Любопытно проследить, хотя бы в течение нескольких месяцев, за графической линией его непрерывных передвижений и путешествий.
Достаточно взглянуть на оглавление его переписки с Екатериной, в числе двухсот двадцати трех писем, изданных в 1861 г. Министерством иностранных дел, и на их пометки: Лемберг в Галиции, Мариенвердер в Пруссии, Царицын на Волге, Вологда, Берлин, Париж, Копенгаген… Может закружиться голова. То он в глуши Финляндии осматривает леса, то на Урале забирается в рудники; то в Померании принимает участие в осаде или на Украйне занимается разведением овец; то при блестящем дворе немецкого государя, где сам является собственным послом, то вдруг в Богемских горах, в качестве простого туриста. 6 июля мы застаем его в Петербурге, уходящим в море со своим флотом; 9-го он возвращается обратно в столицу и пишет соболезновательное письмо черногорцам по поводу зверств, учиненных в их стране турками, подписывает договор с прусским посланником, дает указания Меншикову относительно сохранения строевого леса в окрестностях города; 12-го он в Ревеле; 20-го нагоняет свой флот в Кронштадте и снова отплывает с ним. И так из года в год, с начала жизни до конца. Он постоянно спешил. В экипаже он летел в галоп; пешком он не ходил, а бегал.

Собранные записи данных
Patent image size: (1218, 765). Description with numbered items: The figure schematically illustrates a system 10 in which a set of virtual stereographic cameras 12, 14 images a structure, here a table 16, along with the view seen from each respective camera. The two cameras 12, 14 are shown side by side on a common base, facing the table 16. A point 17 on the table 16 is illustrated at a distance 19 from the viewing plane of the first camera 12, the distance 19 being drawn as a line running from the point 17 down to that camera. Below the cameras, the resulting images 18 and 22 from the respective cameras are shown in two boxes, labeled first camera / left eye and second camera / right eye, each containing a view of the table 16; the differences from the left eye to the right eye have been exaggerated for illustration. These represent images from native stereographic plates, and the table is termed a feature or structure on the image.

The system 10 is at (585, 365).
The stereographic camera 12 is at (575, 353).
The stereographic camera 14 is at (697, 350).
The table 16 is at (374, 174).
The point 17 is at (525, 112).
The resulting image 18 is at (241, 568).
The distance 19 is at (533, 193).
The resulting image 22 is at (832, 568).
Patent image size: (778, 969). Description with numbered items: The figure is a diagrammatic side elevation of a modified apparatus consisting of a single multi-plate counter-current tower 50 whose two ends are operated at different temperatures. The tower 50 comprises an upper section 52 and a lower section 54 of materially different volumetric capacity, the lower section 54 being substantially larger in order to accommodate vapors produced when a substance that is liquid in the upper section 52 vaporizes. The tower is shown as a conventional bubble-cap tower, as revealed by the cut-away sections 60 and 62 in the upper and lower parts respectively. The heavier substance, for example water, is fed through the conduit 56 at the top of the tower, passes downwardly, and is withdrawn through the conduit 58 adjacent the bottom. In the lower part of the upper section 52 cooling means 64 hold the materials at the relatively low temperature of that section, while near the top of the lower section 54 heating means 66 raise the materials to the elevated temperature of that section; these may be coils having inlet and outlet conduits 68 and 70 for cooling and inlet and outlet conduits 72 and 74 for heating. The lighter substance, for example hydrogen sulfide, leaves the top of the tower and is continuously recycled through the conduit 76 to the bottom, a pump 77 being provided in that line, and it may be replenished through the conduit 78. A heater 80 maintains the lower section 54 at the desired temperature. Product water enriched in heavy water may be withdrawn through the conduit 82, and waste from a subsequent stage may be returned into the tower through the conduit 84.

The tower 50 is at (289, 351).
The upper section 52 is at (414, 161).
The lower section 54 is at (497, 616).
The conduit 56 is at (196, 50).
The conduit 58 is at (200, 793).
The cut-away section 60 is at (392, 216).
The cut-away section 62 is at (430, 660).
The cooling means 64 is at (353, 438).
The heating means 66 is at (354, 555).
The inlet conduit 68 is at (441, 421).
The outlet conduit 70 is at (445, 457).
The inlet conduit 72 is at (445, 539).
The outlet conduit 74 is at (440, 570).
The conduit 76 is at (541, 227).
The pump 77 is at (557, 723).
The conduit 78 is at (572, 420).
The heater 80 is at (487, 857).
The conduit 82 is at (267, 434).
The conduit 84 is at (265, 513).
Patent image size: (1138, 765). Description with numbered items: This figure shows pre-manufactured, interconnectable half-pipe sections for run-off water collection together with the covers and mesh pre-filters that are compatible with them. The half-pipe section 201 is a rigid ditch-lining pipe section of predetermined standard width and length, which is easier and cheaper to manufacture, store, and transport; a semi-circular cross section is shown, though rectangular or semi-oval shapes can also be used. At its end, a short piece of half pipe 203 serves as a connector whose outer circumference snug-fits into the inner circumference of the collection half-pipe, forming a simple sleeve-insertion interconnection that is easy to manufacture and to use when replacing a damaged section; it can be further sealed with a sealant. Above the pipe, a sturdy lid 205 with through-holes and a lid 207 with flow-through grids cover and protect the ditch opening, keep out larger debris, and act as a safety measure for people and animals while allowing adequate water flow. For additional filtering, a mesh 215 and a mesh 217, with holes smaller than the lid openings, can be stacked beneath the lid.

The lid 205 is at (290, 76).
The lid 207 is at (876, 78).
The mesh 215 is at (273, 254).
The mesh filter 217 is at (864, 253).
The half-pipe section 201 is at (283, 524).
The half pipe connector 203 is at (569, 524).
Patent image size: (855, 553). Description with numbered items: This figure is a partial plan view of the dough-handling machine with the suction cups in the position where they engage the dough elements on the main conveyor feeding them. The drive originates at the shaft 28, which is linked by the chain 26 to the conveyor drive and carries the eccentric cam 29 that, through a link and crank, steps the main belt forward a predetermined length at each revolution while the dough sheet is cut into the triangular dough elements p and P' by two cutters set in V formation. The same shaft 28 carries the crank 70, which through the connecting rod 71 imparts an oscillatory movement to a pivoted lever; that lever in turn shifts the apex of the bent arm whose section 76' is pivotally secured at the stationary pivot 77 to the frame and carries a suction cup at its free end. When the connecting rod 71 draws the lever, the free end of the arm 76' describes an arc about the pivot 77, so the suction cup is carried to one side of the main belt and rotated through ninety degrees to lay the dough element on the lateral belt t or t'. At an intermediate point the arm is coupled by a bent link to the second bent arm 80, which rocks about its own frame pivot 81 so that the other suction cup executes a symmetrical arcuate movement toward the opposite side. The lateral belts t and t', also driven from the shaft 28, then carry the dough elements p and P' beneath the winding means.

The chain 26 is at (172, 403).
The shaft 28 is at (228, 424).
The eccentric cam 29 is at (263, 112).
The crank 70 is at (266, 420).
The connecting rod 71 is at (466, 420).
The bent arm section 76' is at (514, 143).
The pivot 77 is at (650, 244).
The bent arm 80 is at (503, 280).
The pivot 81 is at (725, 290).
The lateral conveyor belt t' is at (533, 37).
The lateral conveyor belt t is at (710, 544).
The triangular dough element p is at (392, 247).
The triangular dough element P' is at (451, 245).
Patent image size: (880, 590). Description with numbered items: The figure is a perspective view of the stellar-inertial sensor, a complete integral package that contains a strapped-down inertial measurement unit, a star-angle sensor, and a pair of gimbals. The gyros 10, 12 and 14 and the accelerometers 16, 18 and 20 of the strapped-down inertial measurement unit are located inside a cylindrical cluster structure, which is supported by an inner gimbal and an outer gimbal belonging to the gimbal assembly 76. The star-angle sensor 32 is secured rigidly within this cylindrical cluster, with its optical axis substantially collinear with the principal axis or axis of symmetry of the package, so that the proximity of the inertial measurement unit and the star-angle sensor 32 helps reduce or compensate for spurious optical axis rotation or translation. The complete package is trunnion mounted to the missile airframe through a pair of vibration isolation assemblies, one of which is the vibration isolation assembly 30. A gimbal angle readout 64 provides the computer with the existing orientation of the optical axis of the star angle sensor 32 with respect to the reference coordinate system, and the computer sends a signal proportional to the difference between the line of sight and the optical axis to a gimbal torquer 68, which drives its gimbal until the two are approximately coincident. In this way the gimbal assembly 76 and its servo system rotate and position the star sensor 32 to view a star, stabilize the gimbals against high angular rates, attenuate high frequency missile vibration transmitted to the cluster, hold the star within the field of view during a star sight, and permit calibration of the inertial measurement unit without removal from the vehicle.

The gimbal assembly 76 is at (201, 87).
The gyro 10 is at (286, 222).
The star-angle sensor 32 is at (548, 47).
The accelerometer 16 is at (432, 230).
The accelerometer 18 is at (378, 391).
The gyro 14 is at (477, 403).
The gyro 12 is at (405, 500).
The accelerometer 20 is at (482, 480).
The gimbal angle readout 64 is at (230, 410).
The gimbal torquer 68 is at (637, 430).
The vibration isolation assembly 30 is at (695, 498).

Что нужно сделать.
1. О чём говорится в отрывке о постоянных разъездах? Изложите его суть в двух предложениях.
2. Допишите отрывок о постоянных разъездах: продолжите его сразу после последнего предложения.

Ожидаемые ответы.
1. Его переписка с Екатериной, изданная в 1861 г., пестрит пометками о самых разных местах, от Финляндии и Урала до Берлина, Парижа и Копенгагена. За несколько июльских дней он успевает уйти в море с флотом, вернуться в Петербург к делам, побывать в Ревеле и снова отплыть из Кронштадта, и так всю жизнь: он постоянно спешил, ездил галопом и не ходил, а бегал.

2.
Когда, в какие часы он отдыхал? Довольно трудно себе это представить. Со стаканом в руках ему нередко случалось засиживаться далеко за полночь, но и тут он спорил, толковал, испытывал своих собеседников резкими переходами от веселья к запальчивости, шутками, выходками плохого тона и взрывами гнева, и назначал аудиенции в четыре часа утра! В 1721 г. после заключения мира со Швецией именно в этот час он вызвал к себе своих двух послов, Остермана и Бутурлина, перед их отправлением в Стокгольм. Он принял их в коротком халате, не прикрывавшем голые ноги, в толстом ночном колпаке, обшитым внутри полотенцем (потому что Петр сильно потел), в чулках, опустившихся на туфли. По словам ординарца, он уже давно прогуливался в таком наряде, ожидая своих уполномоченных, и сейчас же набросился на них, закидывая их вопросами, щупая их во всех направлениях, чтобы убедиться, что они твердо знают свое дело; потом отпустил их, быстро оделся, выпил стакан водки и поспешил на верфи.